*** Dataset extract ***

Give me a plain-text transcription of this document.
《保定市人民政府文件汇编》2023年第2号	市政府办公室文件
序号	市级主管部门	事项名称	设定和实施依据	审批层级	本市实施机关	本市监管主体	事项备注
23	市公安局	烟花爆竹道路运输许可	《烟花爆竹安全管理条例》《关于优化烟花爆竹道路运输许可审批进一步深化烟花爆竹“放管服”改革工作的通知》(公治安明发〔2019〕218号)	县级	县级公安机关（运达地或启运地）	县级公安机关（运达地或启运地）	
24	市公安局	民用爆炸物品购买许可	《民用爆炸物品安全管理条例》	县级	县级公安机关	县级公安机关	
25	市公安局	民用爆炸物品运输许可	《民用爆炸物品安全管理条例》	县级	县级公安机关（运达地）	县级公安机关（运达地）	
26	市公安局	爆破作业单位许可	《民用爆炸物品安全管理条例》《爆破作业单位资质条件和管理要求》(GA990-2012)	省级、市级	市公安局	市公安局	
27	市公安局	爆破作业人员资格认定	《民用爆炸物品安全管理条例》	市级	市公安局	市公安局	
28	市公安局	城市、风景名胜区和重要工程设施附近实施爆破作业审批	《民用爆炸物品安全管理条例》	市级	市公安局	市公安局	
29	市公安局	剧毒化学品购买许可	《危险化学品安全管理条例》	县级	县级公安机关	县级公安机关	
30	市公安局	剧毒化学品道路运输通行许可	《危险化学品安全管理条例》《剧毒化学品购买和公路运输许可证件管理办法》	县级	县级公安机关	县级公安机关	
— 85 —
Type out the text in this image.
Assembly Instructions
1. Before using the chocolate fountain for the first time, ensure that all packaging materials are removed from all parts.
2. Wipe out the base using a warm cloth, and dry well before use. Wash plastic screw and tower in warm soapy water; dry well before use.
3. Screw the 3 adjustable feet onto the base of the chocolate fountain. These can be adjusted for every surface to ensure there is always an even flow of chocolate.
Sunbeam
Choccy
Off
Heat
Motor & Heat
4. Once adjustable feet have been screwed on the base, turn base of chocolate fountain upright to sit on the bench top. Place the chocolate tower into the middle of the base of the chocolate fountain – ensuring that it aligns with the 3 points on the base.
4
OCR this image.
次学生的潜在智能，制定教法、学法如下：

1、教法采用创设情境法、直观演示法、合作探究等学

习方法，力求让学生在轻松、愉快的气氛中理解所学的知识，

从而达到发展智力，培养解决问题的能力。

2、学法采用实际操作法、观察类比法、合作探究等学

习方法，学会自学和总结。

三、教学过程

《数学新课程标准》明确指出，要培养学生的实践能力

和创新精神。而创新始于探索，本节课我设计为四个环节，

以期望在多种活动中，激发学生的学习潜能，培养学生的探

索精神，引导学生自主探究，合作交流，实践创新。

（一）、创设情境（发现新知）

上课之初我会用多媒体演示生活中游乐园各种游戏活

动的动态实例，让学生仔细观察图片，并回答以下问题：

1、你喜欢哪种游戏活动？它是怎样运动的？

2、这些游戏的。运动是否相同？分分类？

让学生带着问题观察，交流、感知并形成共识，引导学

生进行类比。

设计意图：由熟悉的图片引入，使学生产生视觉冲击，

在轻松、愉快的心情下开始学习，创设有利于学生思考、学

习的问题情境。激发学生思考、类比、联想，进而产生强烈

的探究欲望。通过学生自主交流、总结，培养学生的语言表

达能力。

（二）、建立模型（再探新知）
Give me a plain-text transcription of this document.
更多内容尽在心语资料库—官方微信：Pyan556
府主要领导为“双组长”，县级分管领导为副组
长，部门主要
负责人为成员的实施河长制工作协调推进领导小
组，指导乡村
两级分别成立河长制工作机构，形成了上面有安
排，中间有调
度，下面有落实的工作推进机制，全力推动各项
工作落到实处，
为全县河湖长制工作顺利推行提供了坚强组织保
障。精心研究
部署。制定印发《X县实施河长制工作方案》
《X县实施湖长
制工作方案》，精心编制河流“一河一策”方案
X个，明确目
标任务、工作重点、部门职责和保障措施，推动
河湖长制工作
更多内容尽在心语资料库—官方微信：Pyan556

***

• **What is required**:
Scan the lines for the string "image". Pick out every line that has it.

• **Task output**:
Type out the text in this image.
OCR this image.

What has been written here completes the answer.